▸ Stated problem 1
Answer these questions from the travel piece on Maggie Valley:
(a) How long is the drive to Maggie Valley?
(b) For how many years has the Maggie Valley Club been a staple of the area?
(c) Which cooking appliances come in the Maggie Valley Club condos?

:: Source text

The steep road leading into the mountains was packed with leather-clad Harley Davidson bikers, retirees in their Lincoln Town Cars, 30-somethings in their family SUVs and me in my economy-sized car. Our common mission was to climb this terrain into Maggie Valley, N.C.

I'm not certain what my fellow roadsters' agendas were, but mine was clear: I needed to get away from suburbia's rat race.

Aside from the escape factor, I also came here for budgetary reasons. High gas prices had put a dent in my travel plans. As the Budget Director in the house, I came up with the idea of a trip to the Smoky Mountains-area town, an easy, three-hour drive.

My wife and daughter were skeptical at first. After some convincing, both admitted that they are fans of places like Maggie Valley, with magnificent scenery, great restaurants, unlimited shopping and a wide selection of lodging options.

Golf club lodging

One of the places that stands out among the pack of hotels and motels in the area is the Maggie Valley Club, a picturesque golfing community that features luxurious, affordable places to stay. A staple to this area for more than 40 years, the Maggie Valley Club added spacious condominiums about five years ago.

Cooking at these one- and two-bedroom condos is a snap, as they come equipped with a modern stove and microwave. It's practical to shop for groceries to stock your refrigerator for the length of your stay - I wish we could have done this instead of visiting area restaurants.

::::

▸ Stated problem 2
Output the rows word for word. Begin with the first row and stop after the row that contains "category-label: TRESANO xyxy=(66,73,135,89)".

:: Data shown

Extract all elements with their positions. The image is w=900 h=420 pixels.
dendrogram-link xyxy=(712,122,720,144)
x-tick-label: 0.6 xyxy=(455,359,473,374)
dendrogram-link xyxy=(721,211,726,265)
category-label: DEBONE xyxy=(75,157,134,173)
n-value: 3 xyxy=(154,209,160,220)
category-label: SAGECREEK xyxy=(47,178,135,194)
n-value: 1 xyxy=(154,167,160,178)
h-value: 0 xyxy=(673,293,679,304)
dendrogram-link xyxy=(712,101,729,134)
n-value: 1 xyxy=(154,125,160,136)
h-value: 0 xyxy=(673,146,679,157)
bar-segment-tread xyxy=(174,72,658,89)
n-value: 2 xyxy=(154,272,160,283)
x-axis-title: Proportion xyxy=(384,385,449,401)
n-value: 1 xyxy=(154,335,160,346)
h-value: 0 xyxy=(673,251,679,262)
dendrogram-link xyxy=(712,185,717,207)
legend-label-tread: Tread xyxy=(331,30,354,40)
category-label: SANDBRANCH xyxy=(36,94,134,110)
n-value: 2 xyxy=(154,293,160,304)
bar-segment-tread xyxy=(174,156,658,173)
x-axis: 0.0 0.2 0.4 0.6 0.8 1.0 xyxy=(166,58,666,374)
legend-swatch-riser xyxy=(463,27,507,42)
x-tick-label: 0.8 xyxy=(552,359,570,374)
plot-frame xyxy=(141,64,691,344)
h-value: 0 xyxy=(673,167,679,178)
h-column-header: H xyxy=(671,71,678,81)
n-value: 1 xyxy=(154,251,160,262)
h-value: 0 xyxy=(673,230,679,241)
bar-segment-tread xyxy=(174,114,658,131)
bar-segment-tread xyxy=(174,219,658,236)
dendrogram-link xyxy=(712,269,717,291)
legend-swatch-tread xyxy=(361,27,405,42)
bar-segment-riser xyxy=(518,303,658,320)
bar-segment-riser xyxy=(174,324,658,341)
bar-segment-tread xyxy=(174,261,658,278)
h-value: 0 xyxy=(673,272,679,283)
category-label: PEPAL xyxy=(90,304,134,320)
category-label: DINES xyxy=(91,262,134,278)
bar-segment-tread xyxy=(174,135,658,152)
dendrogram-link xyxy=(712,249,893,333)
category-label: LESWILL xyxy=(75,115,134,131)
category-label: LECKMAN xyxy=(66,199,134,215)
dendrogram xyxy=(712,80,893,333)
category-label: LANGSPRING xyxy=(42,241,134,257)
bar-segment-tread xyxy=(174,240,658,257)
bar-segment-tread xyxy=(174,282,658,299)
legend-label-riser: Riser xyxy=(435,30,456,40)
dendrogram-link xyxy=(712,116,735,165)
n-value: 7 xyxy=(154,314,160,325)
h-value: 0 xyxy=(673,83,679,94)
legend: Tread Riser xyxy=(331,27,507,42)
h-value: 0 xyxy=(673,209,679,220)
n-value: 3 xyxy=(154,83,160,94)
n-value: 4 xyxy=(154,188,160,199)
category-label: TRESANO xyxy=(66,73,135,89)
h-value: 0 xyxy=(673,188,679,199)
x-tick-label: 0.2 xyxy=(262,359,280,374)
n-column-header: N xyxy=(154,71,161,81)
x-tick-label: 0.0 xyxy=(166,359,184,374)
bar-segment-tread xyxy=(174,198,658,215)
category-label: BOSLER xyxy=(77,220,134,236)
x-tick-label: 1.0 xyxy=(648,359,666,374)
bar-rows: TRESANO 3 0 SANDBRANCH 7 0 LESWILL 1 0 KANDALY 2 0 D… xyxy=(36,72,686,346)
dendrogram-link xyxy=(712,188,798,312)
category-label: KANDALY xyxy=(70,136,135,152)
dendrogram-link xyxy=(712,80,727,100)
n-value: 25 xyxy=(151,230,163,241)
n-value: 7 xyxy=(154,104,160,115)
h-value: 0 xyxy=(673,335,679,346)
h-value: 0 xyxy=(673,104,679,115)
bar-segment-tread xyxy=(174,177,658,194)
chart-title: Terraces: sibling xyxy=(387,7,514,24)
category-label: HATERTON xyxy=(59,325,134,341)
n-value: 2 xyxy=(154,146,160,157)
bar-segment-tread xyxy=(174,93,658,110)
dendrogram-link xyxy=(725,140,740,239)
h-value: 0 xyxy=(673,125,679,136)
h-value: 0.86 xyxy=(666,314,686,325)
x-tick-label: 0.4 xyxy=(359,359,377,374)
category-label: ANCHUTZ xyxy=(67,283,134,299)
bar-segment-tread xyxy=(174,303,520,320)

::::

▸ Correct response 1
(a) Three hours.
(b) More than 40 years.
(c) A modern stove and a microwave.

▸ Correct response 2
Extract all elements with their positions. The image is w=900 h=420 pixels.
dendrogram-link xyxy=(712,122,720,144)
x-tick-label: 0.6 xyxy=(455,359,473,374)
dendrogram-link xyxy=(721,211,726,265)
category-label: DEBONE xyxy=(75,157,134,173)
n-value: 3 xyxy=(154,209,160,220)
category-label: SAGECREEK xyxy=(47,178,135,194)
n-value: 1 xyxy=(154,167,160,178)
h-value: 0 xyxy=(673,293,679,304)
dendrogram-link xyxy=(712,101,729,134)
n-value: 1 xyxy=(154,125,160,136)
h-value: 0 xyxy=(673,146,679,157)
bar-segment-tread xyxy=(174,72,658,89)
n-value: 2 xyxy=(154,272,160,283)
x-axis-title: Proportion xyxy=(384,385,449,401)
n-value: 1 xyxy=(154,335,160,346)
h-value: 0 xyxy=(673,251,679,262)
dendrogram-link xyxy=(712,185,717,207)
legend-label-tread: Tread xyxy=(331,30,354,40)
category-label: SANDBRANCH xyxy=(36,94,134,110)
n-value: 2 xyxy=(154,293,160,304)
bar-segment-tread xyxy=(174,156,658,173)
x-axis: 0.0 0.2 0.4 0.6 0.8 1.0 xyxy=(166,58,666,374)
legend-swatch-riser xyxy=(463,27,507,42)
x-tick-label: 0.8 xyxy=(552,359,570,374)
plot-frame xyxy=(141,64,691,344)
h-value: 0 xyxy=(673,167,679,178)
h-column-header: H xyxy=(671,71,678,81)
n-value: 1 xyxy=(154,251,160,262)
h-value: 0 xyxy=(673,230,679,241)
bar-segment-tread xyxy=(174,114,658,131)
bar-segment-tread xyxy=(174,219,658,236)
dendrogram-link xyxy=(712,269,717,291)
legend-swatch-tread xyxy=(361,27,405,42)
bar-segment-riser xyxy=(518,303,658,320)
bar-segment-riser xyxy=(174,324,658,341)
bar-segment-tread xyxy=(174,261,658,278)
h-value: 0 xyxy=(673,272,679,283)
category-label: PEPAL xyxy=(90,304,134,320)
category-label: DINES xyxy=(91,262,134,278)
bar-segment-tread xyxy=(174,135,658,152)
dendrogram-link xyxy=(712,249,893,333)
category-label: LESWILL xyxy=(75,115,134,131)
category-label: LECKMAN xyxy=(66,199,134,215)
dendrogram xyxy=(712,80,893,333)
category-label: LANGSPRING xyxy=(42,241,134,257)
bar-segment-tread xyxy=(174,240,658,257)
bar-segment-tread xyxy=(174,282,658,299)
legend-label-riser: Riser xyxy=(435,30,456,40)
dendrogram-link xyxy=(712,116,735,165)
n-value: 7 xyxy=(154,314,160,325)
h-value: 0 xyxy=(673,83,679,94)
legend: Tread Riser xyxy=(331,27,507,42)
h-value: 0 xyxy=(673,209,679,220)
n-value: 3 xyxy=(154,83,160,94)
n-value: 4 xyxy=(154,188,160,199)
category-label: TRESANO xyxy=(66,73,135,89)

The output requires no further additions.